• [Given instruction]:
Find how many lines hold the word "marker" and give that number only.

• [Information shown]:
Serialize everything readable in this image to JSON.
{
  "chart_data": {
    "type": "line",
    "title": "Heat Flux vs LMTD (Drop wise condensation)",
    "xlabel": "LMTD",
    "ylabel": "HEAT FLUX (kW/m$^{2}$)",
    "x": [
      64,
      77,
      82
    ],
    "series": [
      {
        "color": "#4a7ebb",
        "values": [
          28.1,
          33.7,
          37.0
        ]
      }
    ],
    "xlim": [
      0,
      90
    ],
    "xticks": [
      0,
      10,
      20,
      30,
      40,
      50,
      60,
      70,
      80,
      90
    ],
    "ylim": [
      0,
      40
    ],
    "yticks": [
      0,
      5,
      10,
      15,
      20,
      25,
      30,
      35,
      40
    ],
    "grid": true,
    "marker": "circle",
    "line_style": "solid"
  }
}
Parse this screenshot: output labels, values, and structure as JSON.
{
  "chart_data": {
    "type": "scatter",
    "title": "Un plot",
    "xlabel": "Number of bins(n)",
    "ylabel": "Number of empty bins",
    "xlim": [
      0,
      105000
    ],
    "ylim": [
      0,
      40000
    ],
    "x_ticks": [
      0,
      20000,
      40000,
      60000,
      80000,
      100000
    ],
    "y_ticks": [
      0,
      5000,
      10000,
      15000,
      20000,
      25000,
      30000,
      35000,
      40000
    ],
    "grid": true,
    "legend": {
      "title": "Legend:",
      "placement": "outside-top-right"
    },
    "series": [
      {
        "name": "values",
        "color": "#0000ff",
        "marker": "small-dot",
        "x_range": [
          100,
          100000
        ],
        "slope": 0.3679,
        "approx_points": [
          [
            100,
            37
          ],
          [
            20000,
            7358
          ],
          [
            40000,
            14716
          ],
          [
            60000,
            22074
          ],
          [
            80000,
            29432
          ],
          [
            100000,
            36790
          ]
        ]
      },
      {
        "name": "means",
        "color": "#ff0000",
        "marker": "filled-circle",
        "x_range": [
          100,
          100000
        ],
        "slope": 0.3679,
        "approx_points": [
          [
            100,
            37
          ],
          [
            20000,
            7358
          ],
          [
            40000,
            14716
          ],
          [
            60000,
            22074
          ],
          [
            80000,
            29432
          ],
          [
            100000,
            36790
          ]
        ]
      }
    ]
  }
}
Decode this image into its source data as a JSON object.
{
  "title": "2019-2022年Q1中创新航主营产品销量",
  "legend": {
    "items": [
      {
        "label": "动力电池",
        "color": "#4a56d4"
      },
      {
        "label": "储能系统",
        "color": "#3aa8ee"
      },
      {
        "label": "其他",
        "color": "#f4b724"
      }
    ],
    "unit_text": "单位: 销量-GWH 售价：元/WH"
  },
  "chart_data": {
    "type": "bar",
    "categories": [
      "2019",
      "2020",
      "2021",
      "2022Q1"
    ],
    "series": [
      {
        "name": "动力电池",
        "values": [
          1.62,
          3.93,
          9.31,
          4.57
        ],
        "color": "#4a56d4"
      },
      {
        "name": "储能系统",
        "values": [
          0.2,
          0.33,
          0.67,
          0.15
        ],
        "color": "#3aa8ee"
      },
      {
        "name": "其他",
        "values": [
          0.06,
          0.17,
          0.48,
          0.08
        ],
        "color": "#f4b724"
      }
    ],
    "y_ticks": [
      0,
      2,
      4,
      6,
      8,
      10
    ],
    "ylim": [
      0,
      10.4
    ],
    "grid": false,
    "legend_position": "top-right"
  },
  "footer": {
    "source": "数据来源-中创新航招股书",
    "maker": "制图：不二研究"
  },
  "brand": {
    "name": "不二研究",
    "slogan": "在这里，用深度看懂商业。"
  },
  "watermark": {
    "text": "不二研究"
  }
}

• [Result of this task]:
3